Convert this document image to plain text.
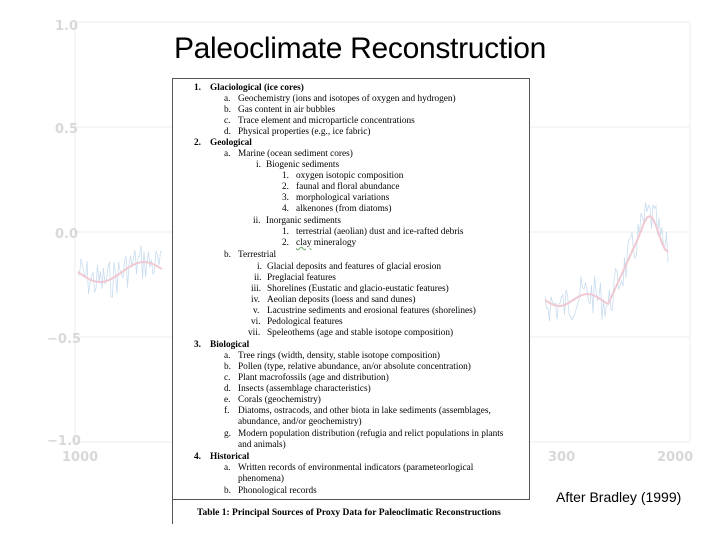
1.0
0.5
0.0
−0.5
−1.0
1000	300	2000
Paleoclimate Reconstruction
1. Glaciological (ice cores)
a. Geochemistry (ions and isotopes of oxygen and hydrogen)
b. Gas content in air bubbles
c. Trace element and microparticle concentrations
d. Physical properties (e.g., ice fabric)
2. Geological
a. Marine (ocean sediment cores)
i. Biogenic sediments
1. oxygen isotopic composition
2. faunal and floral abundance
3. morphological variations
4. alkenones (from diatoms)
ii. Inorganic sediments
1. terrestrial (aeolian) dust and ice-rafted debris
2. clay mineralogy
b. Terrestrial
i. Glacial deposits and features of glacial erosion
ii. Preglacial features
iii. Shorelines (Eustatic and glacio-eustatic features)
iv. Aeolian deposits (loess and sand dunes)
v. Lacustrine sediments and erosional features (shorelines)
vi. Pedological features
vii. Speleothems (age and stable isotope composition)
3. Biological
a. Tree rings (width, density, stable isotope composition)
b. Pollen (type, relative abundance, an/or absolute concentration)
c. Plant macrofossils (age and distribution)
d. Insects (assemblage characteristics)
e. Corals (geochemistry)
f. Diatoms, ostracods, and other biota in lake sediments (assemblages,
abundance, and/or geochemistry)
g. Modern population distribution (refugia and relict populations in plants
and animals)
4. Historical
a. Written records of environmental indicators (parameteorlogical
phenomena)
b. Phonological records
Table 1: Principal Sources of Proxy Data for Paleoclimatic Reconstructions
After Bradley (1999)
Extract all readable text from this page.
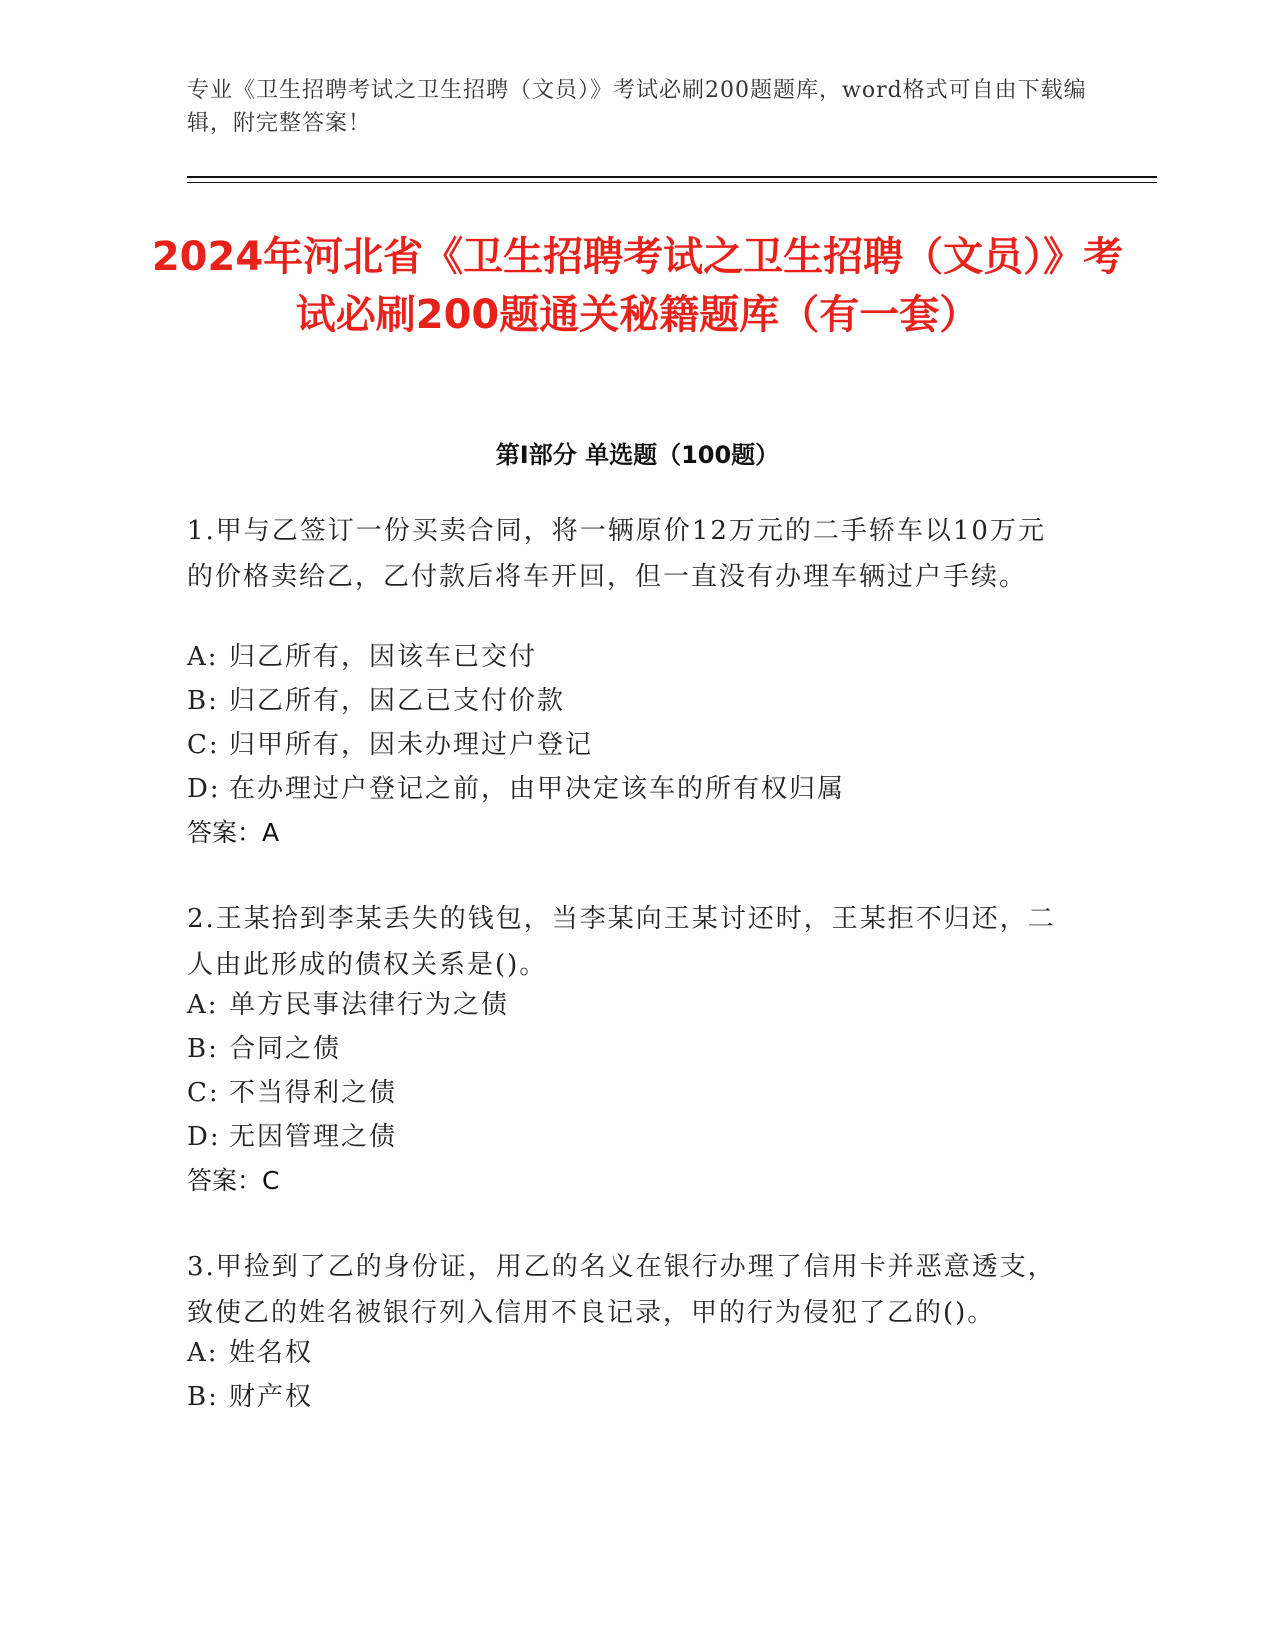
专业《卫生招聘考试之卫生招聘（文员）》考试必刷200题题库，word格式可自由下载编辑，附完整答案！
2024年河北省《卫生招聘考试之卫生招聘（文员）》考试必刷200题通关秘籍题库（有一套）
第Ⅰ部分 单选题（100题）
1.甲与乙签订一份买卖合同，将一辆原价12万元的二手轿车以10万元的价格卖给乙，乙付款后将车开回，但一直没有办理车辆过户手续。
A: 归乙所有，因该车已交付
B: 归乙所有，因乙已支付价款
C: 归甲所有，因未办理过户登记
D: 在办理过户登记之前，由甲决定该车的所有权归属
答案：A
2.王某拾到李某丢失的钱包，当李某向王某讨还时，王某拒不归还，二人由此形成的债权关系是()。
A: 单方民事法律行为之债
B: 合同之债
C: 不当得利之债
D: 无因管理之债
答案：C
3.甲捡到了乙的身份证，用乙的名义在银行办理了信用卡并恶意透支，致使乙的姓名被银行列入信用不良记录，甲的行为侵犯了乙的()。
A: 姓名权
B: 财产权
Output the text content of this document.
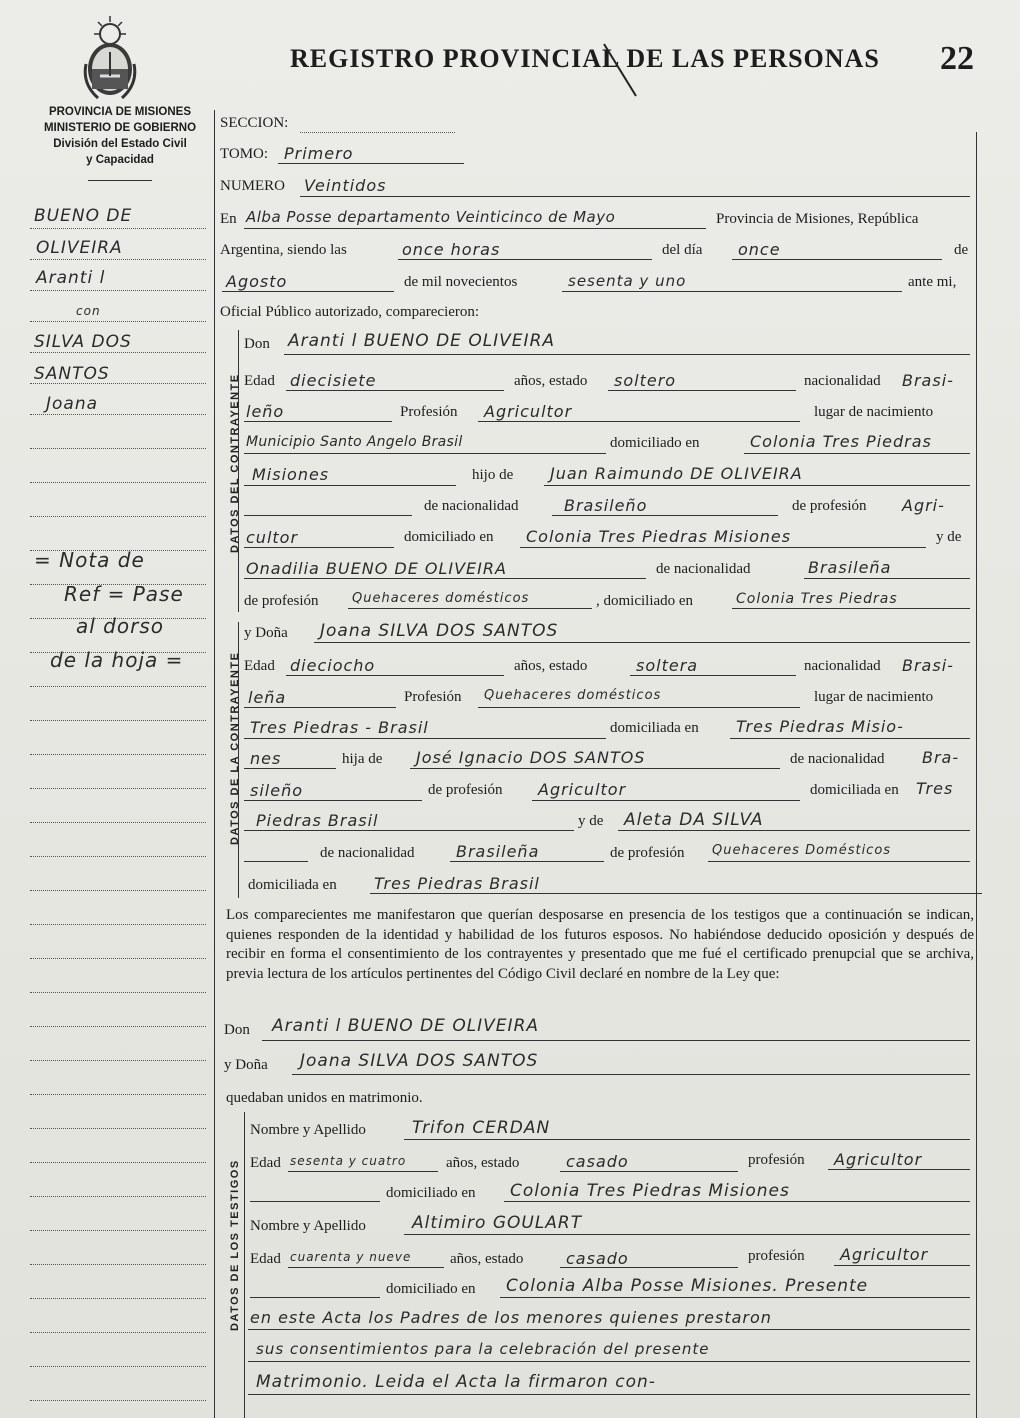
REGISTRO PROVINCIAL DE LAS PERSONAS 22
PROVINCIA DE MISIONES
MINISTERIO DE GOBIERNO
División del Estado Civil
y Capacidad
BUENO DE
OLIVEIRA
Aranti l
con
SILVA DOS
SANTOS
Joana
= Nota de
Ref = Pase
al dorso
de la hoja =
SECCION:
TOMO: Primero
NUMERO Veintidos
En Alba Posse departamento Veinticinco de Mayo	Provincia de Misiones, República
Argentina, siendo las	once horas	del día once	de
Agosto	de mil novecientos	sesenta y uno	ante mi,
Oficial Público autorizado, comparecieron:
DATOS DEL CONTRAYENTE
Don Aranti l BUENO DE OLIVEIRA
Edad diecisiete	años, estado soltero	nacionalidad Brasi-
leño	Profesión Agricultor	lugar de nacimiento
Municipio Santo Angelo Brasil	domiciliado en	Colonia Tres Piedras
Misiones	hijo de Juan Raimundo DE OLIVEIRA
de nacionalidad	Brasileño	de profesión Agri-
cultor	domiciliado en Colonia Tres Piedras Misiones	y de
Onadilia BUENO DE OLIVEIRA	de nacionalidad	Brasileña
de profesión	Quehaceres domésticos	, domiciliado en	Colonia Tres Piedras
DATOS DE LA CONTRAYENTE
y Doña Joana SILVA DOS SANTOS
Edad dieciocho	años, estado	soltera	nacionalidad Brasi-
leña	Profesión Quehaceres domésticos	lugar de nacimiento
Tres Piedras - Brasil	domiciliada en Tres Piedras Misio-
nes	hija de José Ignacio DOS SANTOS	de nacionalidad Bra-
sileño	de profesión Agricultor	domiciliada en Tres
Piedras Brasil	y de Aleta DA SILVA
de nacionalidad	Brasileña	de profesión Quehaceres Domésticos
domiciliada en Tres Piedras Brasil
Los comparecientes me manifestaron que querían desposarse en presencia de los testigos que a continuación se indican, quienes responden de la identidad y habilidad de los futuros esposos. No habiéndose deducido oposición y después de recibir en forma el consentimiento de los contrayentes y presentado que me fué el certificado prenupcial que se archiva, previa lectura de los artículos pertinentes del Código Civil declaré en nombre de la Ley que:
Don Aranti l BUENO DE OLIVEIRA
y Doña Joana SILVA DOS SANTOS
quedaban unidos en matrimonio.
DATOS DE LOS TESTIGOS
Nombre y Apellido	Trifon CERDAN
Edad sesenta y cuatro	años, estado	casado	profesión Agricultor
domiciliado en Colonia Tres Piedras Misiones
Nombre y Apellido	Altimiro GOULART
Edad cuarenta y nueve	años, estado	casado	profesión Agricultor
domiciliado en Colonia Alba Posse Misiones. Presente
en este Acta los Padres de los menores quienes prestaron
sus consentimientos para la celebración del presente
Matrimonio. Leida el Acta la firmaron con-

------------------------------------------------

• Short problem
Your answer should be a single number: the count of lines holding the word "casado".

• Worked solution
2